*Stated exercise*
Write out the whole of the material exactly.

##########

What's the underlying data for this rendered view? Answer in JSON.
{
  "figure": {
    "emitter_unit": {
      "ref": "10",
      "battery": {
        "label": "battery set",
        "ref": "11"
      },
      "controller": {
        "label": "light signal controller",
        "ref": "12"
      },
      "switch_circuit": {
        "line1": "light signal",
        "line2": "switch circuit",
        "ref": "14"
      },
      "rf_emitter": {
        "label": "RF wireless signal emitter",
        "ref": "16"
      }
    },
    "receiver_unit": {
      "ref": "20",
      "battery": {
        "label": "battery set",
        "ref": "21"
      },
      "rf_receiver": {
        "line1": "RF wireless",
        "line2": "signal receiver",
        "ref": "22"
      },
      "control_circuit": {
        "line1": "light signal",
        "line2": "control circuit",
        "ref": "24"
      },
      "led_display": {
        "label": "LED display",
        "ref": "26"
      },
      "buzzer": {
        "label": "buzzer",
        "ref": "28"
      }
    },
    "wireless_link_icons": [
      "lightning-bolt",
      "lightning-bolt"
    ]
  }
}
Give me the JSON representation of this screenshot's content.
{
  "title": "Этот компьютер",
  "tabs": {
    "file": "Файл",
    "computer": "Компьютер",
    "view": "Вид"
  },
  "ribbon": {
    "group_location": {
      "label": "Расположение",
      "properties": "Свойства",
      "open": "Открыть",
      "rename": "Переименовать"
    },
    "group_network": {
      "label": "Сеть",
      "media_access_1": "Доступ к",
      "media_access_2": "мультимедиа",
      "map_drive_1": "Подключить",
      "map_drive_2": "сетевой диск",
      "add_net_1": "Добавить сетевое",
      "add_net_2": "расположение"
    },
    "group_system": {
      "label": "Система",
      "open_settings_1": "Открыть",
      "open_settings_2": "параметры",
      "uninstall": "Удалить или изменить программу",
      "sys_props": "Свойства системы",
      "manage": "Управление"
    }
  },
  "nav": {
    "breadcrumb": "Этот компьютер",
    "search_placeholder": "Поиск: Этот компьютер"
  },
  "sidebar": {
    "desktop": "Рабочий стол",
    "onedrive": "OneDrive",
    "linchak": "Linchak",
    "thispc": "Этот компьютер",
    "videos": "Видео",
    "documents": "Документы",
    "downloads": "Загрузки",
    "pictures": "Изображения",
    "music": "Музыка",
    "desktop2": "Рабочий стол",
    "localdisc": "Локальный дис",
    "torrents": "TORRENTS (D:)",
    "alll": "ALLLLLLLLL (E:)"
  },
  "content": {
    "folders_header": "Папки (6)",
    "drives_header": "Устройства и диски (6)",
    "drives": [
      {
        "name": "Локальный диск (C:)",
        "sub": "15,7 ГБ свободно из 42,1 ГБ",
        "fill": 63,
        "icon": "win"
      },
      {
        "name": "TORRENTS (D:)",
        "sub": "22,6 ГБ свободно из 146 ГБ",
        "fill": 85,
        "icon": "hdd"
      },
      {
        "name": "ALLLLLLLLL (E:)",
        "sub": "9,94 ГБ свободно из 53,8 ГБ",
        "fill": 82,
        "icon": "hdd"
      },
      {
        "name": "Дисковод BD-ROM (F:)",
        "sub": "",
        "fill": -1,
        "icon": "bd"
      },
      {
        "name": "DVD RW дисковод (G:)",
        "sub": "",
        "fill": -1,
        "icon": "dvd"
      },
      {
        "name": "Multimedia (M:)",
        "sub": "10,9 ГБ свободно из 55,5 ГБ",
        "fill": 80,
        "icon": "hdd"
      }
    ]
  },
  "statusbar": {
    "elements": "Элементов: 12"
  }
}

##########

*Result below*
What's the underlying data for this rendered view? Answer in JSON.
{
  "figure": {
    "emitter_unit": {
      "ref": "10",
      "battery": {
        "label": "battery set",
        "ref": "11"
      },
      "controller": {
        "label": "light signal controller",
        "ref": "12"
      },
      "switch_circuit": {
        "line1": "light signal",
        "line2": "switch circuit",
        "ref": "14"
      },
      "rf_emitter": {
        "label": "RF wireless signal emitter",
        "ref": "16"
      }
    },
    "receiver_unit": {
      "ref": "20",
      "battery": {
        "label": "battery set",
        "ref": "21"
      },
      "rf_receiver": {
        "line1": "RF wireless",
        "line2": "signal receiver",
        "ref": "22"
      },
      "control_circuit": {
        "line1": "light signal",
        "line2": "control circuit",
        "ref": "24"
      },
      "led_display": {
        "label": "LED display",
        "ref": "26"
      },
      "buzzer": {
        "label": "buzzer",
        "ref": "28"
      }
    },
    "wireless_link_icons": [
      "lightning-bolt",
      "lightning-bolt"
    ]
  }
}
Give me the JSON representation of this screenshot's content.
{
  "title": "Этот компьютер",
  "tabs": {
    "file": "Файл",
    "computer": "Компьютер",
    "view": "Вид"
  },
  "ribbon": {
    "group_location": {
      "label": "Расположение",
      "properties": "Свойства",
      "open": "Открыть",
      "rename": "Переименовать"
    },
    "group_network": {
      "label": "Сеть",
      "media_access_1": "Доступ к",
      "media_access_2": "мультимедиа",
      "map_drive_1": "Подключить",
      "map_drive_2": "сетевой диск",
      "add_net_1": "Добавить сетевое",
      "add_net_2": "расположение"
    },
    "group_system": {
      "label": "Система",
      "open_settings_1": "Открыть",
      "open_settings_2": "параметры",
      "uninstall": "Удалить или изменить программу",
      "sys_props": "Свойства системы",
      "manage": "Управление"
    }
  },
  "nav": {
    "breadcrumb": "Этот компьютер",
    "search_placeholder": "Поиск: Этот компьютер"
  },
  "sidebar": {
    "desktop": "Рабочий стол",
    "onedrive": "OneDrive",
    "linchak": "Linchak",
    "thispc": "Этот компьютер",
    "videos": "Видео",
    "documents": "Документы",
    "downloads": "Загрузки",
    "pictures": "Изображения",
    "music": "Музыка",
    "desktop2": "Рабочий стол",
    "localdisc": "Локальный дис",
    "torrents": "TORRENTS (D:)",
    "alll": "ALLLLLLLLL (E:)"
  },
  "content": {
    "folders_header": "Папки (6)",
    "drives_header": "Устройства и диски (6)",
    "drives": [
      {
        "name": "Локальный диск (C:)",
        "sub": "15,7 ГБ свободно из 42,1 ГБ",
        "fill": 63,
        "icon": "win"
      },
      {
        "name": "TORRENTS (D:)",
        "sub": "22,6 ГБ свободно из 146 ГБ",
        "fill": 85,
        "icon": "hdd"
      },
      {
        "name": "ALLLLLLLLL (E:)",
        "sub": "9,94 ГБ свободно из 53,8 ГБ",
        "fill": 82,
        "icon": "hdd"
      },
      {
        "name": "Дисковод BD-ROM (F:)",
        "sub": "",
        "fill": -1,
        "icon": "bd"
      },
      {
        "name": "DVD RW дисковод (G:)",
        "sub": "",
        "fill": -1,
        "icon": "dvd"
      },
      {
        "name": "Multimedia (M:)",
        "sub": "10,9 ГБ свободно из 55,5 ГБ",
        "fill": 80,
        "icon": "hdd"
      }
    ]
  },
  "statusbar": {
    "elements": "Элементов: 12"
  }
}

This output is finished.